» **Requirement**
Would you write out the listing verbatim and skip every picture in it?

» **Data**
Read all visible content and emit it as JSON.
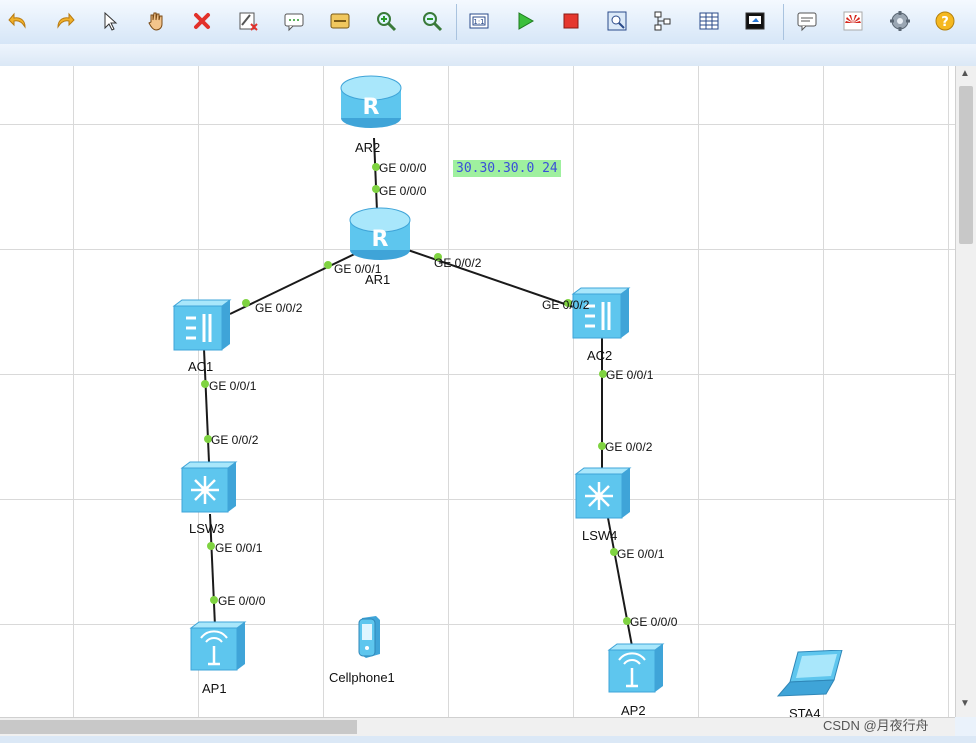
{
  "toolbar": {
    "buttons": [
      "undo-icon",
      "redo-icon",
      "select-icon",
      "hand-icon",
      "delete-icon",
      "clear-icon",
      "text-icon",
      "rectangle-icon",
      "zoom-in-icon",
      "zoom-out-icon",
      "fit-icon",
      "start-icon",
      "stop-icon",
      "capture-icon",
      "topology-icon",
      "grid-icon",
      "console-icon",
      "message-icon",
      "huawei-icon",
      "settings-icon",
      "help-icon"
    ]
  },
  "devices": {
    "ar2": "AR2",
    "ar1": "AR1",
    "ac1": "AC1",
    "ac2": "AC2",
    "lsw3": "LSW3",
    "lsw4": "LSW4",
    "ap1": "AP1",
    "ap2": "AP2",
    "cellphone": "Cellphone1",
    "sta": "STA4"
  },
  "ports": {
    "ar2_ge000": "GE 0/0/0",
    "ar1_ge000": "GE 0/0/0",
    "ar1_ge001": "GE 0/0/1",
    "ar1_ge002": "GE 0/0/2",
    "ac1_ge002": "GE 0/0/2",
    "ac1_ge001": "GE 0/0/1",
    "lsw3_ge002": "GE 0/0/2",
    "lsw3_ge001": "GE 0/0/1",
    "ap1_ge000": "GE 0/0/0",
    "ac2_ge002": "GE 0/0/2",
    "ac2_ge001": "GE 0/0/1",
    "lsw4_ge002": "GE 0/0/2",
    "lsw4_ge001": "GE 0/0/1",
    "ap2_ge000": "GE 0/0/0"
  },
  "note": "30.30.30.0 24",
  "watermark": "CSDN @月夜行舟",
  "colors": {
    "port_dot": "#7fd341",
    "device_blue": "#5ec6ee",
    "note_bg": "#9ff09f"
  }
}
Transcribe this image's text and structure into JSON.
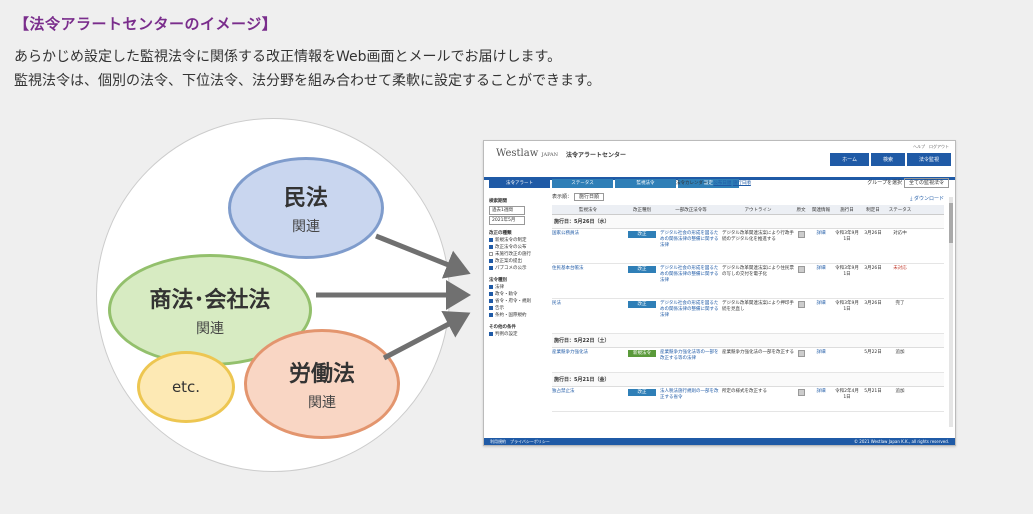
{
  "heading": "【法令アラートセンターのイメージ】",
  "lead": [
    "あらかじめ設定した監視法令に関係する改正情報をWeb画面とメールでお届けします。",
    "監視法令は、個別の法令、下位法令、法分野を組み合わせて柔軟に設定することができます。"
  ],
  "diagram": {
    "civil": {
      "main": "民法",
      "sub": "関連"
    },
    "commercial": {
      "main": "商法･会社法",
      "sub": "関連"
    },
    "labor": {
      "main": "労働法",
      "sub": "関連"
    },
    "etc": {
      "main": "etc."
    }
  },
  "colors": {
    "accent_purple": "#7a2d8c",
    "app_blue": "#1f5aa6",
    "arrow_gray": "#707070"
  },
  "screen": {
    "logo": "Westlaw",
    "logo_suffix": "JAPAN",
    "app_title": "法令アラートセンター",
    "utility": "ヘルプ　ログアウト",
    "main_nav": [
      "ホーム",
      "検索",
      "法令監視"
    ],
    "tabs": [
      "法令アラート",
      "ステータス",
      "監視法令",
      "設定"
    ],
    "calendar_label": "法令カレンダー：",
    "calendar_links": [
      "公布日順",
      "施行日順"
    ],
    "group_label": "グループを選択",
    "group_value": "全ての監視法令",
    "download": "ダウンロード",
    "filter_label": "表示順：",
    "filter_value": "施行日順",
    "side": {
      "period_label": "検索期間",
      "period_values": [
        "過去1週間",
        "2021年5月"
      ],
      "kind_label": "改正の種類",
      "kind_items": [
        {
          "label": "新規法令の制定",
          "on": true
        },
        {
          "label": "改正法令の公布",
          "on": true
        },
        {
          "label": "未施行改正の施行",
          "on": false
        },
        {
          "label": "改正案の提出",
          "on": true
        },
        {
          "label": "パブコメの公示",
          "on": true
        }
      ],
      "law_label": "法令種別",
      "law_items": [
        "法律",
        "政令・勅令",
        "省令・府令・規則",
        "告示",
        "条約・国際規約"
      ],
      "other_label": "その他の条件",
      "other_items": [
        "判例の設定"
      ]
    },
    "columns": [
      "監視法令",
      "改正種別",
      "一部改正法令等",
      "アウトライン",
      "原文",
      "関連情報",
      "施行日",
      "制定日",
      "ステータス"
    ],
    "groups": [
      {
        "title": "施行日：5月26日（水）",
        "rows": [
          {
            "law": "国家公務員法",
            "kind": "改正",
            "amend": "デジタル社会の形成を図るための関係法律の整備に関する法律",
            "outline": "デジタル改革関連法案により行政手続のデジタル化を推進する",
            "effective": "令和3年9月1日",
            "date": "3月26日",
            "status": "対応中"
          },
          {
            "law": "住民基本台帳法",
            "kind": "改正",
            "amend": "デジタル社会の形成を図るための関係法律の整備に関する法律",
            "outline": "デジタル改革関連法案により住民票の写しの交付を電子化",
            "effective": "令和3年9月1日",
            "date": "3月26日",
            "status": "未対応"
          },
          {
            "law": "民法",
            "kind": "改正",
            "amend": "デジタル社会の形成を図るための関係法律の整備に関する法律",
            "outline": "デジタル改革関連法案により押印手続を見直し",
            "effective": "令和3年9月1日",
            "date": "3月26日",
            "status": "完了"
          }
        ]
      },
      {
        "title": "施行日：5月22日（土）",
        "rows": [
          {
            "law": "産業競争力強化法",
            "kind": "新規法令",
            "amend": "産業競争力強化法等の一部を改正する等の法律",
            "outline": "産業競争力強化法の一部を改正する",
            "effective": "",
            "date": "5月22日",
            "status": "追加"
          }
        ]
      },
      {
        "title": "施行日：5月21日（金）",
        "rows": [
          {
            "law": "独占禁止法",
            "kind": "改正",
            "amend": "法人税法施行規則の一部を改正する省令",
            "outline": "所定の様式を改正する",
            "effective": "令和2年4月1日",
            "date": "5月21日",
            "status": "追加"
          }
        ]
      }
    ],
    "footer_left": "利用規約　プライバシーポリシー",
    "footer_right": "© 2021 Westlaw Japan K.K., all rights reserved."
  }
}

» **Answer to this task**
Read all visible content and emit it as JSON.
{
  "toolbar": {
    "buttons": [
      "undo-icon",
      "redo-icon",
      "select-icon",
      "hand-icon",
      "delete-icon",
      "clear-icon",
      "text-icon",
      "rectangle-icon",
      "zoom-in-icon",
      "zoom-out-icon",
      "fit-icon",
      "start-icon",
      "stop-icon",
      "capture-icon",
      "topology-icon",
      "grid-icon",
      "console-icon",
      "message-icon",
      "huawei-icon",
      "settings-icon",
      "help-icon"
    ]
  },
  "devices": {
    "ar2": "AR2",
    "ar1": "AR1",
    "ac1": "AC1",
    "ac2": "AC2",
    "lsw3": "LSW3",
    "lsw4": "LSW4",
    "ap1": "AP1",
    "ap2": "AP2",
    "cellphone": "Cellphone1",
    "sta": "STA4"
  },
  "ports": {
    "ar2_ge000": "GE 0/0/0",
    "ar1_ge000": "GE 0/0/0",
    "ar1_ge001": "GE 0/0/1",
    "ar1_ge002": "GE 0/0/2",
    "ac1_ge002": "GE 0/0/2",
    "ac1_ge001": "GE 0/0/1",
    "lsw3_ge002": "GE 0/0/2",
    "lsw3_ge001": "GE 0/0/1",
    "ap1_ge000": "GE 0/0/0",
    "ac2_ge002": "GE 0/0/2",
    "ac2_ge001": "GE 0/0/1",
    "lsw4_ge002": "GE 0/0/2",
    "lsw4_ge001": "GE 0/0/1",
    "ap2_ge000": "GE 0/0/0"
  },
  "note": "30.30.30.0 24",
  "watermark": "CSDN @月夜行舟",
  "colors": {
    "port_dot": "#7fd341",
    "device_blue": "#5ec6ee",
    "note_bg": "#9ff09f"
  }
}
Transcribe this image's text and structure into JSON.
{
  "heading": "【法令アラートセンターのイメージ】",
  "lead": [
    "あらかじめ設定した監視法令に関係する改正情報をWeb画面とメールでお届けします。",
    "監視法令は、個別の法令、下位法令、法分野を組み合わせて柔軟に設定することができます。"
  ],
  "diagram": {
    "civil": {
      "main": "民法",
      "sub": "関連"
    },
    "commercial": {
      "main": "商法･会社法",
      "sub": "関連"
    },
    "labor": {
      "main": "労働法",
      "sub": "関連"
    },
    "etc": {
      "main": "etc."
    }
  },
  "colors": {
    "accent_purple": "#7a2d8c",
    "app_blue": "#1f5aa6",
    "arrow_gray": "#707070"
  },
  "screen": {
    "logo": "Westlaw",
    "logo_suffix": "JAPAN",
    "app_title": "法令アラートセンター",
    "utility": "ヘルプ　ログアウト",
    "main_nav": [
      "ホーム",
      "検索",
      "法令監視"
    ],
    "tabs": [
      "法令アラート",
      "ステータス",
      "監視法令",
      "設定"
    ],
    "calendar_label": "法令カレンダー：",
    "calendar_links": [
      "公布日順",
      "施行日順"
    ],
    "group_label": "グループを選択",
    "group_value": "全ての監視法令",
    "download": "ダウンロード",
    "filter_label": "表示順：",
    "filter_value": "施行日順",
    "side": {
      "period_label": "検索期間",
      "period_values": [
        "過去1週間",
        "2021年5月"
      ],
      "kind_label": "改正の種類",
      "kind_items": [
        {
          "label": "新規法令の制定",
          "on": true
        },
        {
          "label": "改正法令の公布",
          "on": true
        },
        {
          "label": "未施行改正の施行",
          "on": false
        },
        {
          "label": "改正案の提出",
          "on": true
        },
        {
          "label": "パブコメの公示",
          "on": true
        }
      ],
      "law_label": "法令種別",
      "law_items": [
        "法律",
        "政令・勅令",
        "省令・府令・規則",
        "告示",
        "条約・国際規約"
      ],
      "other_label": "その他の条件",
      "other_items": [
        "判例の設定"
      ]
    },
    "columns": [
      "監視法令",
      "改正種別",
      "一部改正法令等",
      "アウトライン",
      "原文",
      "関連情報",
      "施行日",
      "制定日",
      "ステータス"
    ],
    "groups": [
      {
        "title": "施行日：5月26日（水）",
        "rows": [
          {
            "law": "国家公務員法",
            "kind": "改正",
            "amend": "デジタル社会の形成を図るための関係法律の整備に関する法律",
            "outline": "デジタル改革関連法案により行政手続のデジタル化を推進する",
            "effective": "令和3年9月1日",
            "date": "3月26日",
            "status": "対応中"
          },
          {
            "law": "住民基本台帳法",
            "kind": "改正",
            "amend": "デジタル社会の形成を図るための関係法律の整備に関する法律",
            "outline": "デジタル改革関連法案により住民票の写しの交付を電子化",
            "effective": "令和3年9月1日",
            "date": "3月26日",
            "status": "未対応"
          },
          {
            "law": "民法",
            "kind": "改正",
            "amend": "デジタル社会の形成を図るための関係法律の整備に関する法律",
            "outline": "デジタル改革関連法案により押印手続を見直し",
            "effective": "令和3年9月1日",
            "date": "3月26日",
            "status": "完了"
          }
        ]
      },
      {
        "title": "施行日：5月22日（土）",
        "rows": [
          {
            "law": "産業競争力強化法",
            "kind": "新規法令",
            "amend": "産業競争力強化法等の一部を改正する等の法律",
            "outline": "産業競争力強化法の一部を改正する",
            "effective": "",
            "date": "5月22日",
            "status": "追加"
          }
        ]
      },
      {
        "title": "施行日：5月21日（金）",
        "rows": [
          {
            "law": "独占禁止法",
            "kind": "改正",
            "amend": "法人税法施行規則の一部を改正する省令",
            "outline": "所定の様式を改正する",
            "effective": "令和2年4月1日",
            "date": "5月21日",
            "status": "追加"
          }
        ]
      }
    ],
    "footer_left": "利用規約　プライバシーポリシー",
    "footer_right": "© 2021 Westlaw Japan K.K., all rights reserved."
  }
}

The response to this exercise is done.